Saved entries
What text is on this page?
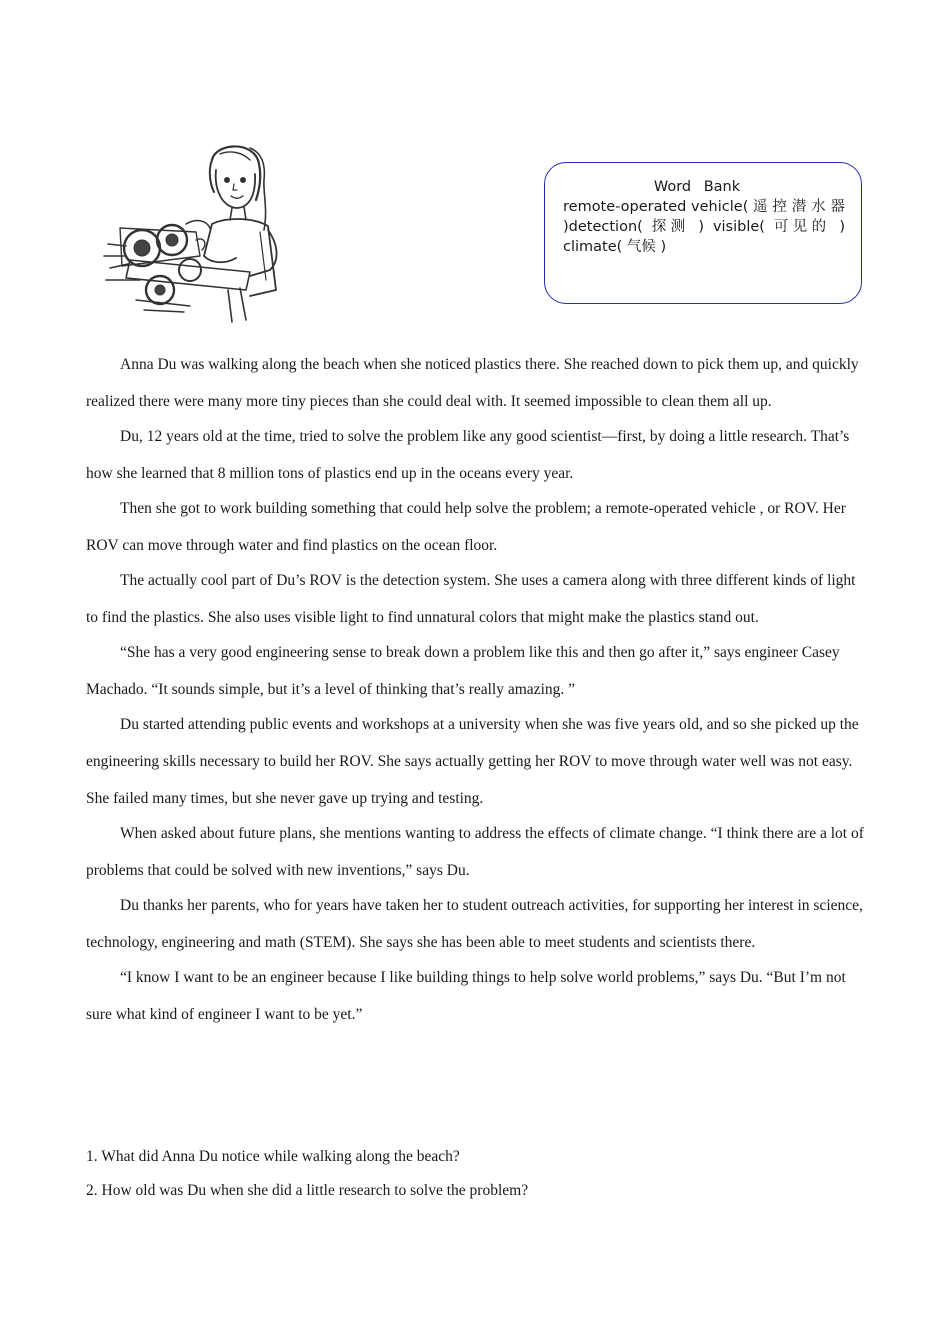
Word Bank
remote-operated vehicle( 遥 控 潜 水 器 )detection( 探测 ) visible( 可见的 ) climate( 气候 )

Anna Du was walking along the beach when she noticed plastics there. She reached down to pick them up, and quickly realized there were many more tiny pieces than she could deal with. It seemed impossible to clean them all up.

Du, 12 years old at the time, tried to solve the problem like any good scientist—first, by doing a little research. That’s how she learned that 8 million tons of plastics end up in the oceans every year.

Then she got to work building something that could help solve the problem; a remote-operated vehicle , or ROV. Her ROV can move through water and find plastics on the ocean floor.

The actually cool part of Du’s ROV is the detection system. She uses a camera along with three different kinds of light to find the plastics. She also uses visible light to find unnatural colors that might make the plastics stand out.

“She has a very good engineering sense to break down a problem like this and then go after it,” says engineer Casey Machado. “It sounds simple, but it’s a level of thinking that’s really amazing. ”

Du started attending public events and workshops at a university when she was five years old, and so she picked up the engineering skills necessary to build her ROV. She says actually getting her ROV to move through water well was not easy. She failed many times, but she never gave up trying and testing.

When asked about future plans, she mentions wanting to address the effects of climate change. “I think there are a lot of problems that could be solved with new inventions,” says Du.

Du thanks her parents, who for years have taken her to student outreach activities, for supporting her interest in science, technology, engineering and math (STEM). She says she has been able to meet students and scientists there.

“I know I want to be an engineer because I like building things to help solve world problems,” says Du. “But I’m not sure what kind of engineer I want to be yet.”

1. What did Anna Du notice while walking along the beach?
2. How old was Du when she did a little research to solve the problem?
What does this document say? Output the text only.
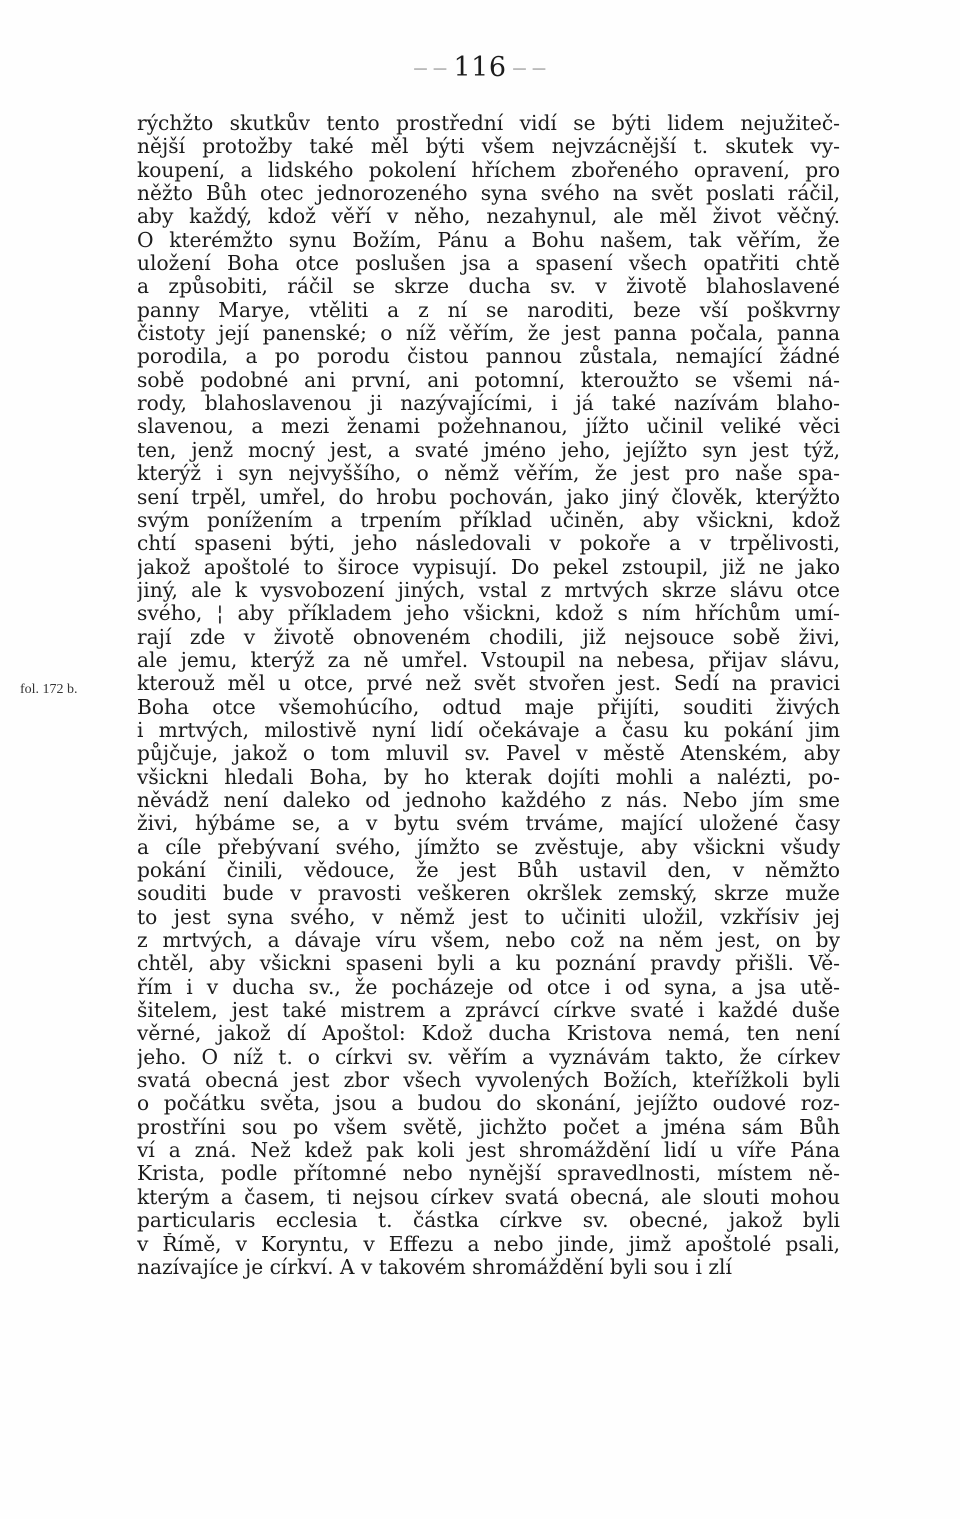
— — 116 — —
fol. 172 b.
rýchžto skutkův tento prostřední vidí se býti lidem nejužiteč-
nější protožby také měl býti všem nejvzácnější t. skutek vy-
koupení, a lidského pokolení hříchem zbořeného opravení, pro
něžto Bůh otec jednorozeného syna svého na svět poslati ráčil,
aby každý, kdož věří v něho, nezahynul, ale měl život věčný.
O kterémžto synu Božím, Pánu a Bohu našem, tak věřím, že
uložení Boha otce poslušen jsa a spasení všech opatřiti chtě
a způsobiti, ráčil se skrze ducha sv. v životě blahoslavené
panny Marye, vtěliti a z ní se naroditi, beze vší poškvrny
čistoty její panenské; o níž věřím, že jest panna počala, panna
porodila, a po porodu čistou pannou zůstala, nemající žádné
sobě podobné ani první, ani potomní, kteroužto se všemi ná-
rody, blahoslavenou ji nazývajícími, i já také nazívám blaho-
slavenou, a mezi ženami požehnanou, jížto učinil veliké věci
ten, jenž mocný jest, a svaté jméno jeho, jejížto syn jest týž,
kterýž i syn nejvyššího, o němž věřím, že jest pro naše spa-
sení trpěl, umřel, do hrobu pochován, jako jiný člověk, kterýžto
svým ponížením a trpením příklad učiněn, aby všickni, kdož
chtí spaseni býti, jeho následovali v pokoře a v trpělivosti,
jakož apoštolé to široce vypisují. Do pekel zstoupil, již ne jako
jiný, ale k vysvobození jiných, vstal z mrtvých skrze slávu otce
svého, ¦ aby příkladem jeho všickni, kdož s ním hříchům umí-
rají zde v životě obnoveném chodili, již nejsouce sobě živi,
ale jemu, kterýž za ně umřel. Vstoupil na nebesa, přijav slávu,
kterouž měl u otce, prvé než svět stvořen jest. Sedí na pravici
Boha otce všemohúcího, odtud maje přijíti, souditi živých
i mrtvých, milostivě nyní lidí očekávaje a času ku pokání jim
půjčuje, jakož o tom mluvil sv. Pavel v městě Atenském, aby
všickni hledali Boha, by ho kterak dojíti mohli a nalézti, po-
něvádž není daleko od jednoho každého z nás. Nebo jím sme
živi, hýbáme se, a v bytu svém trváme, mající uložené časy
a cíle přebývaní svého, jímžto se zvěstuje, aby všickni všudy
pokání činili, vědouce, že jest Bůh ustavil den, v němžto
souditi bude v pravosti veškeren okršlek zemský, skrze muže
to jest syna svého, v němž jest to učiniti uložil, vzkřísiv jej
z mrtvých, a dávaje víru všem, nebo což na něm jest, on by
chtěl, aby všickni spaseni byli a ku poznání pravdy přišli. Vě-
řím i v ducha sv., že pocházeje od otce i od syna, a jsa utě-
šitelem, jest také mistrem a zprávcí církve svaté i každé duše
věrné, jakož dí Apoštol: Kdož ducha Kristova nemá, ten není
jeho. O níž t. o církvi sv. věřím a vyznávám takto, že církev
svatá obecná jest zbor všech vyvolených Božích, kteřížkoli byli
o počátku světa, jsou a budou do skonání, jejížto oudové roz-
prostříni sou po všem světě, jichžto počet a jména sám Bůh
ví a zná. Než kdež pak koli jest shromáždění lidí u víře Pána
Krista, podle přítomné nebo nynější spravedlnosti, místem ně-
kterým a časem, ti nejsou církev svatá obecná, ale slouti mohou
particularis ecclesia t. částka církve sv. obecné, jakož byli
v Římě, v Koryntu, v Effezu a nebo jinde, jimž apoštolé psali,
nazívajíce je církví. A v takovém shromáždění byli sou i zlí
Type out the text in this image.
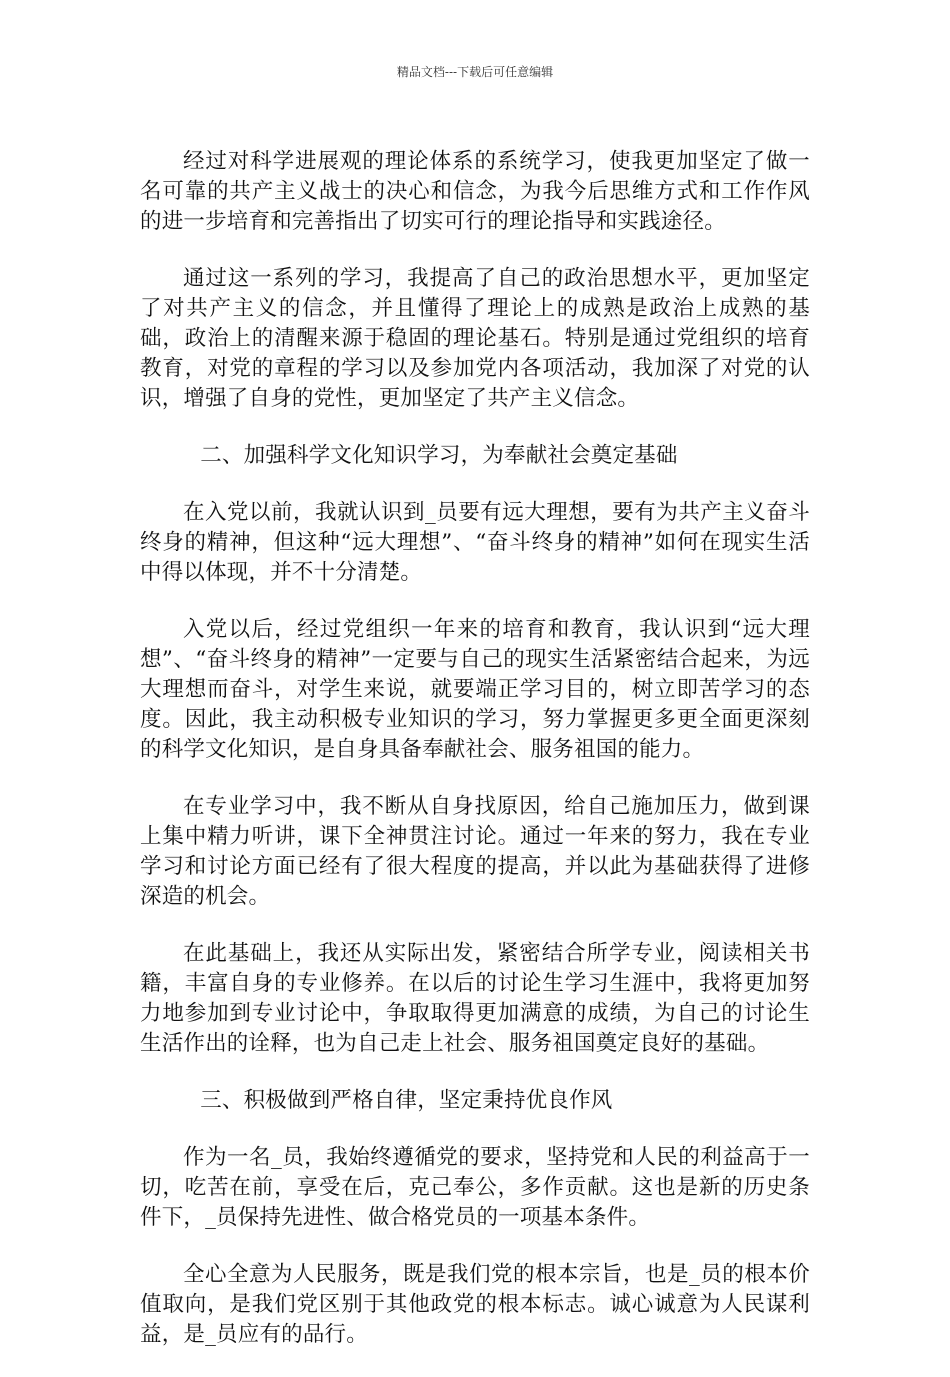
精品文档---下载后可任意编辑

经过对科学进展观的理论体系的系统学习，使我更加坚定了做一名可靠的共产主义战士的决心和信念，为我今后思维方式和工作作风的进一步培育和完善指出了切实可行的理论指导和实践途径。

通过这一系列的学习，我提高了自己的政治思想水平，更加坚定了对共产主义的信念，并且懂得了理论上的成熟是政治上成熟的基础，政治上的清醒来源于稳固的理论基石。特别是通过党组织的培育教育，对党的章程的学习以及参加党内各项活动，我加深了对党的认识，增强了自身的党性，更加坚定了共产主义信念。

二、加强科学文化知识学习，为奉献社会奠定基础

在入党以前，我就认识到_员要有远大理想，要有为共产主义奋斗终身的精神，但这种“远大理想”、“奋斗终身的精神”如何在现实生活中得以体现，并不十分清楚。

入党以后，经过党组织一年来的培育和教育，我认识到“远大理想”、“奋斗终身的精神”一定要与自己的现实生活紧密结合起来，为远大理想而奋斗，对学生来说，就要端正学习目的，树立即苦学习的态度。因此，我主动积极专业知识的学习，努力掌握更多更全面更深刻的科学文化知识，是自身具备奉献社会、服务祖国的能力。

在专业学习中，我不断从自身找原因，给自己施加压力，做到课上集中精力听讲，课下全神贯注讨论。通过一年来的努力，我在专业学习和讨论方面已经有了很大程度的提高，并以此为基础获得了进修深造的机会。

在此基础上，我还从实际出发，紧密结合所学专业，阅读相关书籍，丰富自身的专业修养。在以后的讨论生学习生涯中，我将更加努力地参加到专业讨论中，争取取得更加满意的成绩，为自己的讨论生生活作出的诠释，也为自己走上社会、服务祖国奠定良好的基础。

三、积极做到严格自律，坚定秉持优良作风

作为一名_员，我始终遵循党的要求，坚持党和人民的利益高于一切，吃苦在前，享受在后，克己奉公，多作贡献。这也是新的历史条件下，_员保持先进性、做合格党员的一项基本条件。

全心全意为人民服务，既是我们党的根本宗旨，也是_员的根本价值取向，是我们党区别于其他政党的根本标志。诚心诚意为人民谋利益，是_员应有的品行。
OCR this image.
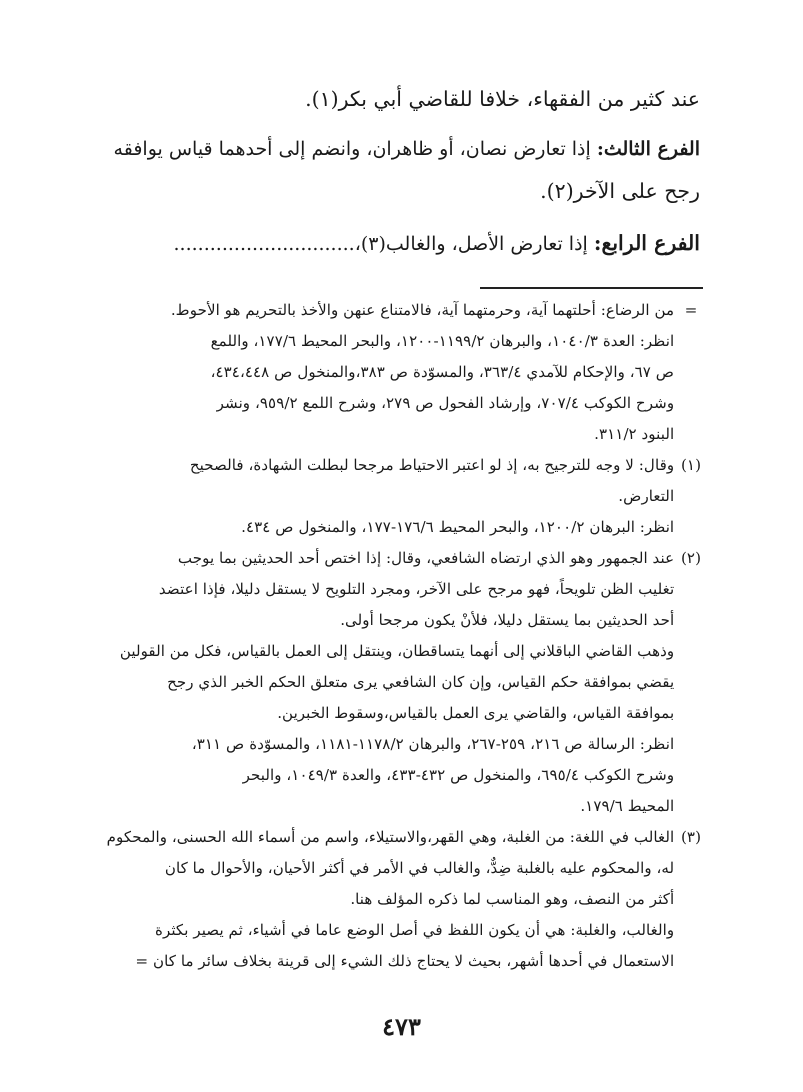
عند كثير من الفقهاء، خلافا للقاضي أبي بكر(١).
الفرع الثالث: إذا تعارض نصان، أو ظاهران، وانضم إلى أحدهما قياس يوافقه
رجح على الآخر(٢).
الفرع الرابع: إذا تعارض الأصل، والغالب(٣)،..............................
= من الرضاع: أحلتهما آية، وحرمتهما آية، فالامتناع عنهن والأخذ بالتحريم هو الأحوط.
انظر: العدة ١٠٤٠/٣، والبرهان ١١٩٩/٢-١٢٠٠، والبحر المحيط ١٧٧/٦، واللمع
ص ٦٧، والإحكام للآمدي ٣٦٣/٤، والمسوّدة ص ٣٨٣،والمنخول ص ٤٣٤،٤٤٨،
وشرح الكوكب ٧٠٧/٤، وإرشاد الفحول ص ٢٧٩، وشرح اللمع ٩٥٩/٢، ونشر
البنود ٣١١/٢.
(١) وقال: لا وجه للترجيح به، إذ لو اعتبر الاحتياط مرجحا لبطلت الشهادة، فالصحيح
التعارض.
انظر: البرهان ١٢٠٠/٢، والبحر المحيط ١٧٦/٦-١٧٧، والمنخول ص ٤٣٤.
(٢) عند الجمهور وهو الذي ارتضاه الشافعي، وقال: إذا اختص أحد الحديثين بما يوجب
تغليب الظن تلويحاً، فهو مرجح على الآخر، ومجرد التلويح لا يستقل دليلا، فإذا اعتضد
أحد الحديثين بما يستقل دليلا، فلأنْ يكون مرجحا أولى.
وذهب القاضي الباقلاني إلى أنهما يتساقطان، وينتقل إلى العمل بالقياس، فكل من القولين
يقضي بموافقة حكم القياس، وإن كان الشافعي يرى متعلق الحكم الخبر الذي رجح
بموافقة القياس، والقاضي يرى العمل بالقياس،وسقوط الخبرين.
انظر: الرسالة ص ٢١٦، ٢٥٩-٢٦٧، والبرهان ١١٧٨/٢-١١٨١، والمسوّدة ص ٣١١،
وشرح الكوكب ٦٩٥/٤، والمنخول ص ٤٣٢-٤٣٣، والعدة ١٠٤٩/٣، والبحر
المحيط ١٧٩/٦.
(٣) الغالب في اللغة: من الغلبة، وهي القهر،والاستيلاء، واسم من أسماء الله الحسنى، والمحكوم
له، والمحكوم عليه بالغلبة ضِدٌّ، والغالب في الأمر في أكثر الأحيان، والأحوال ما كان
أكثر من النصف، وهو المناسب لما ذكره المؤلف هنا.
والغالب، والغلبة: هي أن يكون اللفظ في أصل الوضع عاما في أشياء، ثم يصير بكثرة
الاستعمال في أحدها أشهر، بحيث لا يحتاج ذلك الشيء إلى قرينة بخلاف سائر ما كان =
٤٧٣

• [WRITTEN EXERCISE]: Only lines holding the string "الكوكب" are wanted; gather each one from the entries above.

• [ANSWER TO THE PROBLEM]:
وشرح الكوكب ٧٠٧/٤، وإرشاد الفحول ص ٢٧٩، وشرح اللمع ٩٥٩/٢، ونشر
وشرح الكوكب ٦٩٥/٤، والمنخول ص ٤٣٢-٤٣٣، والعدة ١٠٤٩/٣، والبحر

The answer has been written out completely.